Problem
Find the lines containing the word "only" and copy every one of them.

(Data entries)
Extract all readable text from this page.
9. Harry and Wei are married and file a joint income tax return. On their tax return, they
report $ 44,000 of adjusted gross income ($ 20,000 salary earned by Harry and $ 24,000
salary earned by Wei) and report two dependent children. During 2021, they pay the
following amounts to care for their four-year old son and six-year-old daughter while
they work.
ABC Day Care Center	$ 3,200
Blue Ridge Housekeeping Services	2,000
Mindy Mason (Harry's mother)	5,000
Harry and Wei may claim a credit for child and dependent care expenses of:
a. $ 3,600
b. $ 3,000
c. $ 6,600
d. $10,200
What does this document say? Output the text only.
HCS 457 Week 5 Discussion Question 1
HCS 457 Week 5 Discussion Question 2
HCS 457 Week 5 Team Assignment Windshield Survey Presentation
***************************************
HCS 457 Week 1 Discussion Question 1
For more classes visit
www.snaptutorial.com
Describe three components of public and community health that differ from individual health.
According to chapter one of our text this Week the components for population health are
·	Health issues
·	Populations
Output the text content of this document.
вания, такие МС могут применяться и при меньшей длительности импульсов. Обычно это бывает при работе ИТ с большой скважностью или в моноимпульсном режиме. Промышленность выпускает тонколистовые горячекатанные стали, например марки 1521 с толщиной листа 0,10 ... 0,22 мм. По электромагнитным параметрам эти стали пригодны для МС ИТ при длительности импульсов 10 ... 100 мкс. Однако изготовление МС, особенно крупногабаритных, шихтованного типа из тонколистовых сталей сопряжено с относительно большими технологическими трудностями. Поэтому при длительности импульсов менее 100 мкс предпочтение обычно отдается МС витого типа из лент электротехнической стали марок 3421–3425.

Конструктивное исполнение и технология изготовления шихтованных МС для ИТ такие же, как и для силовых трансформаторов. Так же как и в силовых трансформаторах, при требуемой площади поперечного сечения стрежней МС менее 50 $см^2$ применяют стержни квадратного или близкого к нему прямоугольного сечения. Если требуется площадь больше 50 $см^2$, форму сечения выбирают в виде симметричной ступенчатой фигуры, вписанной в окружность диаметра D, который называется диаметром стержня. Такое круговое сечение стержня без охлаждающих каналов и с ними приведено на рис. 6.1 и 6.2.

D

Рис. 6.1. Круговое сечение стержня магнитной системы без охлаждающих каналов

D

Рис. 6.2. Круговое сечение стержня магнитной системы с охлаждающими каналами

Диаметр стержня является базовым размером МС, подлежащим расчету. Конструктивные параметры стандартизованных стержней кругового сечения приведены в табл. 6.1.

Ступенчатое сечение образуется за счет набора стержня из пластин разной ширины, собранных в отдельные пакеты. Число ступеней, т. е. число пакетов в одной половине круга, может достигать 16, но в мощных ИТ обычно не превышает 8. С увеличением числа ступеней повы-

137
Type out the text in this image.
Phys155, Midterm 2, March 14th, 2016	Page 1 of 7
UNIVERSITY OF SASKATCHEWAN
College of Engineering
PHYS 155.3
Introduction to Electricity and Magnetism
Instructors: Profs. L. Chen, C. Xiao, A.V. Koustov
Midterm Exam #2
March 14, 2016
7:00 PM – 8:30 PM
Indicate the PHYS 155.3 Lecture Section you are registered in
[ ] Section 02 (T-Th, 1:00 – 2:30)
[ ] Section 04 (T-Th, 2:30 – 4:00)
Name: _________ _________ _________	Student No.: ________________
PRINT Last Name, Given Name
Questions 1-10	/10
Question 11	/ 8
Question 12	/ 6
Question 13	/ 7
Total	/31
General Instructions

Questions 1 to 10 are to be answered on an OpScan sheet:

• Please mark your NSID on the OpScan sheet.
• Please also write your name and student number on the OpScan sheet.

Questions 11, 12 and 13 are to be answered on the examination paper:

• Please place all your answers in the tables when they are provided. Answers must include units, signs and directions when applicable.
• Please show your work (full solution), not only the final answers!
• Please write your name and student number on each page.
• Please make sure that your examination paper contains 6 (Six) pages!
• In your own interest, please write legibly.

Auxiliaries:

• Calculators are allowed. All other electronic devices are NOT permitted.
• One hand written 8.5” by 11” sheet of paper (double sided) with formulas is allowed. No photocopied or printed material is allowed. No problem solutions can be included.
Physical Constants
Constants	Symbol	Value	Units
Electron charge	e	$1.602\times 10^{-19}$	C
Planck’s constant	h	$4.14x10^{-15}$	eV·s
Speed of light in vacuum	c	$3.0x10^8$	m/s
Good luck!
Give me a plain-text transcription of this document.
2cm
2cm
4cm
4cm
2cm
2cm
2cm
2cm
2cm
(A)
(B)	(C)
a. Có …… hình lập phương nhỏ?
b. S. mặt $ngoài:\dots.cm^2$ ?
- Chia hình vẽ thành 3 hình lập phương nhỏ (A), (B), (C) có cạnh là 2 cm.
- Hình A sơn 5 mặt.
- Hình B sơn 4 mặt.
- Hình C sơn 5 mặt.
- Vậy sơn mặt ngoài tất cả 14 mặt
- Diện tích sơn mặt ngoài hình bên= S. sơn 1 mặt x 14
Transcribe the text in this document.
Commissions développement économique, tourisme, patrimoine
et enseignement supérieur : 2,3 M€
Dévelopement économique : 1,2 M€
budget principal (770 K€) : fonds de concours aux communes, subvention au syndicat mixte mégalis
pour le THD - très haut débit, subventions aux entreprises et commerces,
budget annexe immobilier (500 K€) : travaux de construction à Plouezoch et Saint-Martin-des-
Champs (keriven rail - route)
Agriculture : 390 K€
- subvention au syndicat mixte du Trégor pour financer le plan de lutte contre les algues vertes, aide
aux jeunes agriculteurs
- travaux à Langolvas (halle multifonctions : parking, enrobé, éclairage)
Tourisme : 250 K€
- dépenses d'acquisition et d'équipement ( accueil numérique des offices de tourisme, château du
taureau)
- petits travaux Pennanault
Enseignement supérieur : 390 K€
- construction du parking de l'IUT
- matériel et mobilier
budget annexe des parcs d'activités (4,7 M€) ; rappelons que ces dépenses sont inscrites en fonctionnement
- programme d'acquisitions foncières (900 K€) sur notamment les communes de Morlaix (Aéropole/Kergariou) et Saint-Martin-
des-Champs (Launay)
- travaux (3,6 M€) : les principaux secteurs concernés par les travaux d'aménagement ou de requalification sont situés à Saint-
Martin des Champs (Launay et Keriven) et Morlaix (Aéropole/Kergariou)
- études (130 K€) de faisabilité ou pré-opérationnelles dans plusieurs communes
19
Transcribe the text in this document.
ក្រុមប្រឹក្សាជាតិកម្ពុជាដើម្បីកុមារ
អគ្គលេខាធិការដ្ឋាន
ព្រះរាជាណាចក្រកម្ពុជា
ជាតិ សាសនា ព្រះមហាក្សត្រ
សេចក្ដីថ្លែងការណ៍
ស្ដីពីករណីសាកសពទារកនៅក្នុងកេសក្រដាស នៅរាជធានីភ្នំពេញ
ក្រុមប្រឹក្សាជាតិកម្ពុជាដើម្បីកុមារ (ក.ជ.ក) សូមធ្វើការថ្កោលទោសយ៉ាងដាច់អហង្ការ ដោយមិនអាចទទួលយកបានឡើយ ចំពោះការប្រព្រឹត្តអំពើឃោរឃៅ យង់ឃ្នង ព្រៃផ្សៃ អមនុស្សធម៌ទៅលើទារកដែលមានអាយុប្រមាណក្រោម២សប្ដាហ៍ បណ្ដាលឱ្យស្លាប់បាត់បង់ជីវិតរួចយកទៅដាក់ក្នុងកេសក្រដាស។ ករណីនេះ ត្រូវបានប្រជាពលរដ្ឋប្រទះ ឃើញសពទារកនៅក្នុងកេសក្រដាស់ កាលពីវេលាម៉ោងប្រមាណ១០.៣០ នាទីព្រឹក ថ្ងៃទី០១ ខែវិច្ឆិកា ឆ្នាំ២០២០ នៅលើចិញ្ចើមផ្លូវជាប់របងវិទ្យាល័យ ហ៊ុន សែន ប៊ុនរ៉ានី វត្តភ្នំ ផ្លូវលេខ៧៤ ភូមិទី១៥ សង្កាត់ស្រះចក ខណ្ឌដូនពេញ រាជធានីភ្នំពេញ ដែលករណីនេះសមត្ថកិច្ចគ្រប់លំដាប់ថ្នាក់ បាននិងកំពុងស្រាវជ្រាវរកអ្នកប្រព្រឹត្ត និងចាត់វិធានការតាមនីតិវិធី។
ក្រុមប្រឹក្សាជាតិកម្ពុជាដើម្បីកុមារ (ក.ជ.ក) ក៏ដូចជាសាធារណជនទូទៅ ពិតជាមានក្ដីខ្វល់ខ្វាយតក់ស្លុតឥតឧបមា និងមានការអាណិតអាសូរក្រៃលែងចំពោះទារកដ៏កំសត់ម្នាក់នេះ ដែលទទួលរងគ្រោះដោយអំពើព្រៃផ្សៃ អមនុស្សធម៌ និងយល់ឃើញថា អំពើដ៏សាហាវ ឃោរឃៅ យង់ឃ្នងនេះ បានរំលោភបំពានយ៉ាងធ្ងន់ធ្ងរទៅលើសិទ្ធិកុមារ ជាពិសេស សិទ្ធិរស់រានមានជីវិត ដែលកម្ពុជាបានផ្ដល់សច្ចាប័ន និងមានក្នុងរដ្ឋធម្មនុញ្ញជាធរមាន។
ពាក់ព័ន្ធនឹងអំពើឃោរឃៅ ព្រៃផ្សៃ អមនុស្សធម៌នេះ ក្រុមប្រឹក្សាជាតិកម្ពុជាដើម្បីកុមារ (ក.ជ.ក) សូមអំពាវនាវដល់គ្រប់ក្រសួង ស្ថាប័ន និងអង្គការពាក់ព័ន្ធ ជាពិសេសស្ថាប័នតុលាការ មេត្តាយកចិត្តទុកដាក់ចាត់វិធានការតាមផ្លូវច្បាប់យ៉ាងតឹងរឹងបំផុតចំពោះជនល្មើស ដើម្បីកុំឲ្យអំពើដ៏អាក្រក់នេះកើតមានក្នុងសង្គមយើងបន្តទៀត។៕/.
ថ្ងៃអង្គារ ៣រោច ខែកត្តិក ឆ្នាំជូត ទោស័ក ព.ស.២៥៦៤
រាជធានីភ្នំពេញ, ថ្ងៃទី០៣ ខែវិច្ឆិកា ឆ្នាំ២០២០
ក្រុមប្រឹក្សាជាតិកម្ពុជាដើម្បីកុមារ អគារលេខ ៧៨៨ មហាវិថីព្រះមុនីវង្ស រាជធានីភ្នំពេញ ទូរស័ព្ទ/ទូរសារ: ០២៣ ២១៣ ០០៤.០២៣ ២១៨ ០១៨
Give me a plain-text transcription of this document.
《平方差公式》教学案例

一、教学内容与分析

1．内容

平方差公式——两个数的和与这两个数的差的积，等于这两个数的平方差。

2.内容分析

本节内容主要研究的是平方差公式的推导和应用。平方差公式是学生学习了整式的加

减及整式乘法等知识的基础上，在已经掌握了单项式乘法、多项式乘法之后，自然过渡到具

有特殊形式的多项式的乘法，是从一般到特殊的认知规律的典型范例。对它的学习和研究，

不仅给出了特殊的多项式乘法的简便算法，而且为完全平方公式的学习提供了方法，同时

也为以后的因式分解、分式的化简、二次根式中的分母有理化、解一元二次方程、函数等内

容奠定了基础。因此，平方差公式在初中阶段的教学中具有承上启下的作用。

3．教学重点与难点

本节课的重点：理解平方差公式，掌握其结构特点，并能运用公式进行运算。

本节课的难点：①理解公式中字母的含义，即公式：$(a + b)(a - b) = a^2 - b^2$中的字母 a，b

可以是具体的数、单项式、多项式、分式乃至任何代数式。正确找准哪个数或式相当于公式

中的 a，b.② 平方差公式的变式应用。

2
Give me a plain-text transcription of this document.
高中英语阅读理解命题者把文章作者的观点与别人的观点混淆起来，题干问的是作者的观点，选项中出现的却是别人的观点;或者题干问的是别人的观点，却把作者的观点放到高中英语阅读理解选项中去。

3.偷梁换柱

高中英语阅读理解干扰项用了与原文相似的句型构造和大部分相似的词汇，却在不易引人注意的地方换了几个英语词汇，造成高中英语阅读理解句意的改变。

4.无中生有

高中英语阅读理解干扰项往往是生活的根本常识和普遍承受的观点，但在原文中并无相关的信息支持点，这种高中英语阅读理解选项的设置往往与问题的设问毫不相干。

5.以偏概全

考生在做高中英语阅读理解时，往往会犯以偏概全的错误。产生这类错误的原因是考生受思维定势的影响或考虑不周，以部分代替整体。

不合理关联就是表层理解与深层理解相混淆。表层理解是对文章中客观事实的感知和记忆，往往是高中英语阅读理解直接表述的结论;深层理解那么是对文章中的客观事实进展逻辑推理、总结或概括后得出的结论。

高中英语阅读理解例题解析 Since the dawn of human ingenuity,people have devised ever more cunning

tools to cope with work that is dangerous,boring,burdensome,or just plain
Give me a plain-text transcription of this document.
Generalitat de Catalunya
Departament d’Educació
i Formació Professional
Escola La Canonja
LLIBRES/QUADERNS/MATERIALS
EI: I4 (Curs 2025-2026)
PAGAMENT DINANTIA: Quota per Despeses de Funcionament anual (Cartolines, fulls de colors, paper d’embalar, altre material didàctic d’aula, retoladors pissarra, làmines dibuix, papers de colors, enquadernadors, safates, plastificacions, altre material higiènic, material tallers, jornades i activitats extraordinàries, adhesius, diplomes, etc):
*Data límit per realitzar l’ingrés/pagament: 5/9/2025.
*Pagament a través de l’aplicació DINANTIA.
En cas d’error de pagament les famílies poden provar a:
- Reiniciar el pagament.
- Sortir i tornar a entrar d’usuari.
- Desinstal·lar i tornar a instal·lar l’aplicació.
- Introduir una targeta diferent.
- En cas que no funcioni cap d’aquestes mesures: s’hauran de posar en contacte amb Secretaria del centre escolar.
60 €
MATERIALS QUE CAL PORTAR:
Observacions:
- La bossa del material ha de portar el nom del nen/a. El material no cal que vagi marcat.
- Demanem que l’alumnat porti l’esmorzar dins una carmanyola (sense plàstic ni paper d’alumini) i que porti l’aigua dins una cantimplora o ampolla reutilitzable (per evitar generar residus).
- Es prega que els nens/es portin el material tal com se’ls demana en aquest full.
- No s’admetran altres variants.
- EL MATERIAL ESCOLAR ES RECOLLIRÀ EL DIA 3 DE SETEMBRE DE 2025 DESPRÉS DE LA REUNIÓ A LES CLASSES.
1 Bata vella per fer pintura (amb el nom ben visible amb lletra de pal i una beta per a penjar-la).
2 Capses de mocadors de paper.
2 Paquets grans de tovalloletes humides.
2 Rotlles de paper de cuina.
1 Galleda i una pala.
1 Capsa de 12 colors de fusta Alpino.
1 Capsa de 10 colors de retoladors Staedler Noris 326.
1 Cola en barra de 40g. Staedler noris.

Answer to this problem
What does this document say? Output the text only.
• Please show your work (full solution), not only the final answers!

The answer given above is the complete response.